----- Input for this task -----
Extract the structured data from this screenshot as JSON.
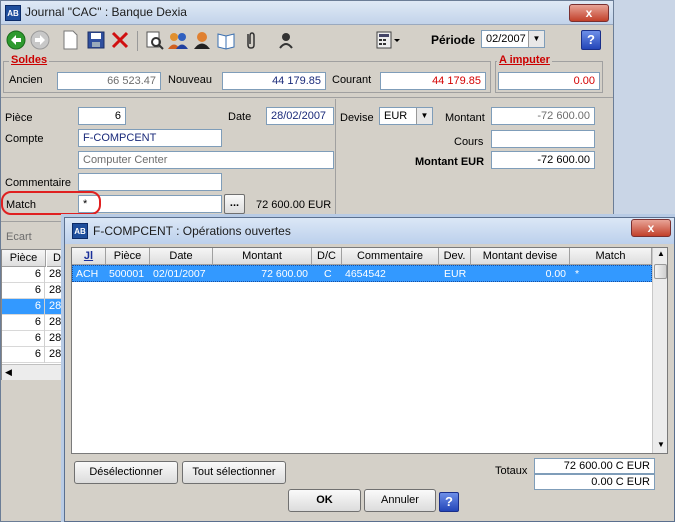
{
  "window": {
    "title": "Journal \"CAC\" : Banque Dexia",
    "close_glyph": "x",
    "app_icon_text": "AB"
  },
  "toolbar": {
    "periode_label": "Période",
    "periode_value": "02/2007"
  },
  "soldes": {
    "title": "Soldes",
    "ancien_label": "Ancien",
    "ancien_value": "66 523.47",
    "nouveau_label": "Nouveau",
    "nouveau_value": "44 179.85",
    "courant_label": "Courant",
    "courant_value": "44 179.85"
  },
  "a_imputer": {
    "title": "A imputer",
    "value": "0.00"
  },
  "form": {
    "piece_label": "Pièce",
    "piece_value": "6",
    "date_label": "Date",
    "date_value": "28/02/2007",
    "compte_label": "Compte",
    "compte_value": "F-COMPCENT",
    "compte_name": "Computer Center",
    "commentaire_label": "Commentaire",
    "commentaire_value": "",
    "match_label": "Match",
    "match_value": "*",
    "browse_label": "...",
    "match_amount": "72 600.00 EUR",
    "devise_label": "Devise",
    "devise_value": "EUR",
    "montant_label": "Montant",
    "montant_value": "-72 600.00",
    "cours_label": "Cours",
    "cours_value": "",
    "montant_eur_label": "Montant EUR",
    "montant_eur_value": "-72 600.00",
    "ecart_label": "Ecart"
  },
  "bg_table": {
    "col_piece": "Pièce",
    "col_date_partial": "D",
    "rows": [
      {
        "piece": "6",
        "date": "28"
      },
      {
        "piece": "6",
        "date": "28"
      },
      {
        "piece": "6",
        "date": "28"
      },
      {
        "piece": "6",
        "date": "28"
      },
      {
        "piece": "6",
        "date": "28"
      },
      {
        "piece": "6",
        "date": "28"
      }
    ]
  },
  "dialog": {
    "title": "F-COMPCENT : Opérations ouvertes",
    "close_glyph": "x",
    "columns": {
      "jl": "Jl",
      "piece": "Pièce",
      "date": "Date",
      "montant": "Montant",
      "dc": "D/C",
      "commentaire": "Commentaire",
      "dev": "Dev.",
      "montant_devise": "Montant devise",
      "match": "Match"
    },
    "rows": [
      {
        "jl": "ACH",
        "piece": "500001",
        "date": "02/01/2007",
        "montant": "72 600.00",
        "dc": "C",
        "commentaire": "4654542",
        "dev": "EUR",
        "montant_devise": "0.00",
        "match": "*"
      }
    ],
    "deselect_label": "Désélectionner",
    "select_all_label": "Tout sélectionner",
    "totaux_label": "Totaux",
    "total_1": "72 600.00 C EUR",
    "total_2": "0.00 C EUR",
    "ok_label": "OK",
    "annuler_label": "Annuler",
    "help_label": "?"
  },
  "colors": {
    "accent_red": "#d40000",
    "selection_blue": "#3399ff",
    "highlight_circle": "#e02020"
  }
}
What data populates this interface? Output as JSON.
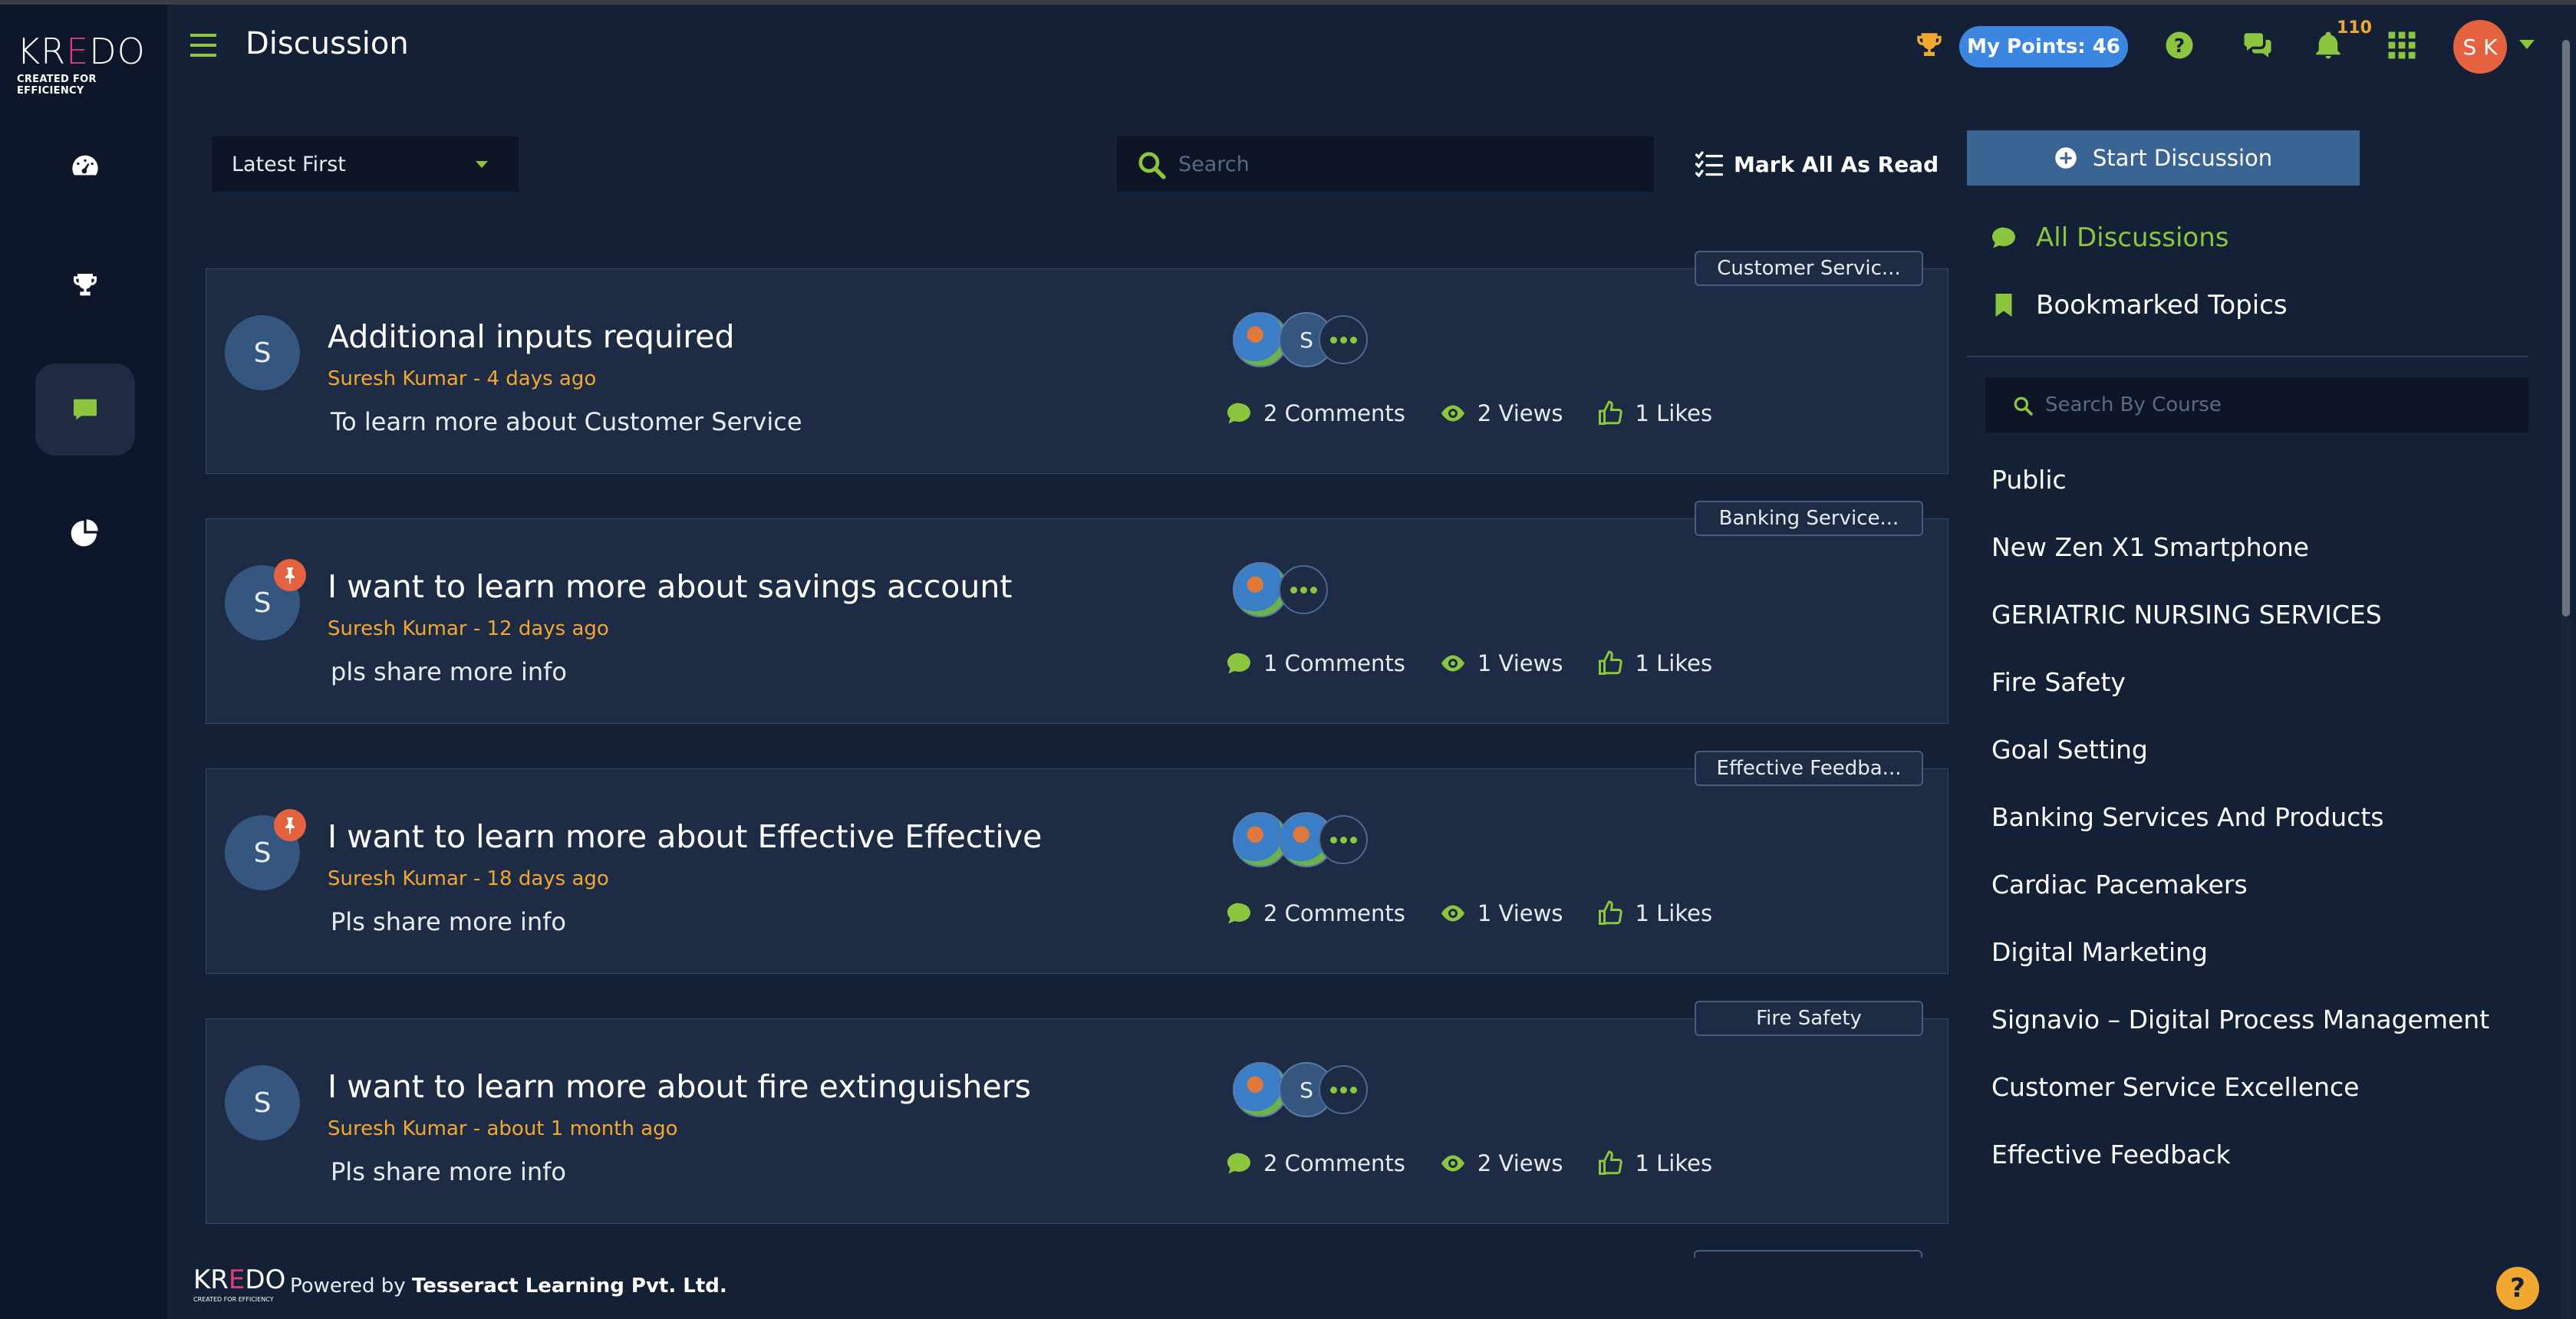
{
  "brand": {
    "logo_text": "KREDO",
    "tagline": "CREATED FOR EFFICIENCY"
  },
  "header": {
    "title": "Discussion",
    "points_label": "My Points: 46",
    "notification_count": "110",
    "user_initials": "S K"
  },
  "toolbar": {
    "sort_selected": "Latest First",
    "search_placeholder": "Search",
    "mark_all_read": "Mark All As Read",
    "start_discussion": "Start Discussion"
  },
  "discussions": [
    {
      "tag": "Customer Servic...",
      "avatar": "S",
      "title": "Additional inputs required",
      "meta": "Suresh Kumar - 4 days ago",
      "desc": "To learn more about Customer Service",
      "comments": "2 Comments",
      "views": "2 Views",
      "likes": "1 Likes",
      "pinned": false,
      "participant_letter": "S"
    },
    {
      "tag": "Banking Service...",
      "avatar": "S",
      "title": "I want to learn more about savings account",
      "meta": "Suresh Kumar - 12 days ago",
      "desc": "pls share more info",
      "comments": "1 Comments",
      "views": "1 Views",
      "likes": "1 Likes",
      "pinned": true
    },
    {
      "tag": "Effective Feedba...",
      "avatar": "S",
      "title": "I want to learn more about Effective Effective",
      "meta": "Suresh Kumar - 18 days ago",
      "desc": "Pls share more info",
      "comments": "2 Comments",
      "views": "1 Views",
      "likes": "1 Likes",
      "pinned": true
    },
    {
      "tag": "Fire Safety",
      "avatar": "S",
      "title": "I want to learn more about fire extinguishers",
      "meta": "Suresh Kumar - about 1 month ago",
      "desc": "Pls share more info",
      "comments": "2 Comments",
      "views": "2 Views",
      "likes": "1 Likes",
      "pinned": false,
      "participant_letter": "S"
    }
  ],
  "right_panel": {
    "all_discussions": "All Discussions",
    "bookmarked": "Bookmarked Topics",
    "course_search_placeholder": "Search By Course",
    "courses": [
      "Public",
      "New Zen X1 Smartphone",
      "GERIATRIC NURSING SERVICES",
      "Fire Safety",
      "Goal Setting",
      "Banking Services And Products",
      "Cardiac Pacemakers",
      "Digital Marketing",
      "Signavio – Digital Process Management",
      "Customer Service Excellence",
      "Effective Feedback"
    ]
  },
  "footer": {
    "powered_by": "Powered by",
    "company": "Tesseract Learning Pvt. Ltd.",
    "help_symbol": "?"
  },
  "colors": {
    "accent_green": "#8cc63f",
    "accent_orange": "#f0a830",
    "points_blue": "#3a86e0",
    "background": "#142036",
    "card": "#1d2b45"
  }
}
-----
→ Set problem:
Restate the entire listing word for word, excluding pictures.

→ Response:
Extract the structured data from this screenshot as JSON.
{
  "window": {
    "title": "Journal \"CAC\" : Banque Dexia",
    "close_glyph": "x",
    "app_icon_text": "AB"
  },
  "toolbar": {
    "periode_label": "Période",
    "periode_value": "02/2007"
  },
  "soldes": {
    "title": "Soldes",
    "ancien_label": "Ancien",
    "ancien_value": "66 523.47",
    "nouveau_label": "Nouveau",
    "nouveau_value": "44 179.85",
    "courant_label": "Courant",
    "courant_value": "44 179.85"
  },
  "a_imputer": {
    "title": "A imputer",
    "value": "0.00"
  },
  "form": {
    "piece_label": "Pièce",
    "piece_value": "6",
    "date_label": "Date",
    "date_value": "28/02/2007",
    "compte_label": "Compte",
    "compte_value": "F-COMPCENT",
    "compte_name": "Computer Center",
    "commentaire_label": "Commentaire",
    "commentaire_value": "",
    "match_label": "Match",
    "match_value": "*",
    "browse_label": "...",
    "match_amount": "72 600.00 EUR",
    "devise_label": "Devise",
    "devise_value": "EUR",
    "montant_label": "Montant",
    "montant_value": "-72 600.00",
    "cours_label": "Cours",
    "cours_value": "",
    "montant_eur_label": "Montant EUR",
    "montant_eur_value": "-72 600.00",
    "ecart_label": "Ecart"
  },
  "bg_table": {
    "col_piece": "Pièce",
    "col_date_partial": "D",
    "rows": [
      {
        "piece": "6",
        "date": "28"
      },
      {
        "piece": "6",
        "date": "28"
      },
      {
        "piece": "6",
        "date": "28"
      },
      {
        "piece": "6",
        "date": "28"
      },
      {
        "piece": "6",
        "date": "28"
      },
      {
        "piece": "6",
        "date": "28"
      }
    ]
  },
  "dialog": {
    "title": "F-COMPCENT : Opérations ouvertes",
    "close_glyph": "x",
    "columns": {
      "jl": "Jl",
      "piece": "Pièce",
      "date": "Date",
      "montant": "Montant",
      "dc": "D/C",
      "commentaire": "Commentaire",
      "dev": "Dev.",
      "montant_devise": "Montant devise",
      "match": "Match"
    },
    "rows": [
      {
        "jl": "ACH",
        "piece": "500001",
        "date": "02/01/2007",
        "montant": "72 600.00",
        "dc": "C",
        "commentaire": "4654542",
        "dev": "EUR",
        "montant_devise": "0.00",
        "match": "*"
      }
    ],
    "deselect_label": "Désélectionner",
    "select_all_label": "Tout sélectionner",
    "totaux_label": "Totaux",
    "total_1": "72 600.00 C EUR",
    "total_2": "0.00 C EUR",
    "ok_label": "OK",
    "annuler_label": "Annuler",
    "help_label": "?"
  },
  "colors": {
    "accent_red": "#d40000",
    "selection_blue": "#3399ff",
    "highlight_circle": "#e02020"
  }
}
What data populates this interface? Output as JSON.
{
  "brand": {
    "logo_text": "KREDO",
    "tagline": "CREATED FOR EFFICIENCY"
  },
  "header": {
    "title": "Discussion",
    "points_label": "My Points: 46",
    "notification_count": "110",
    "user_initials": "S K"
  },
  "toolbar": {
    "sort_selected": "Latest First",
    "search_placeholder": "Search",
    "mark_all_read": "Mark All As Read",
    "start_discussion": "Start Discussion"
  },
  "discussions": [
    {
      "tag": "Customer Servic...",
      "avatar": "S",
      "title": "Additional inputs required",
      "meta": "Suresh Kumar - 4 days ago",
      "desc": "To learn more about Customer Service",
      "comments": "2 Comments",
      "views": "2 Views",
      "likes": "1 Likes",
      "pinned": false,
      "participant_letter": "S"
    },
    {
      "tag": "Banking Service...",
      "avatar": "S",
      "title": "I want to learn more about savings account",
      "meta": "Suresh Kumar - 12 days ago",
      "desc": "pls share more info",
      "comments": "1 Comments",
      "views": "1 Views",
      "likes": "1 Likes",
      "pinned": true
    },
    {
      "tag": "Effective Feedba...",
      "avatar": "S",
      "title": "I want to learn more about Effective Effective",
      "meta": "Suresh Kumar - 18 days ago",
      "desc": "Pls share more info",
      "comments": "2 Comments",
      "views": "1 Views",
      "likes": "1 Likes",
      "pinned": true
    },
    {
      "tag": "Fire Safety",
      "avatar": "S",
      "title": "I want to learn more about fire extinguishers",
      "meta": "Suresh Kumar - about 1 month ago",
      "desc": "Pls share more info",
      "comments": "2 Comments",
      "views": "2 Views",
      "likes": "1 Likes",
      "pinned": false,
      "participant_letter": "S"
    }
  ],
  "right_panel": {
    "all_discussions": "All Discussions",
    "bookmarked": "Bookmarked Topics",
    "course_search_placeholder": "Search By Course",
    "courses": [
      "Public",
      "New Zen X1 Smartphone",
      "GERIATRIC NURSING SERVICES",
      "Fire Safety",
      "Goal Setting",
      "Banking Services And Products",
      "Cardiac Pacemakers",
      "Digital Marketing",
      "Signavio – Digital Process Management",
      "Customer Service Excellence",
      "Effective Feedback"
    ]
  },
  "footer": {
    "powered_by": "Powered by",
    "company": "Tesseract Learning Pvt. Ltd.",
    "help_symbol": "?"
  },
  "colors": {
    "accent_green": "#8cc63f",
    "accent_orange": "#f0a830",
    "points_blue": "#3a86e0",
    "background": "#142036",
    "card": "#1d2b45"
  }
}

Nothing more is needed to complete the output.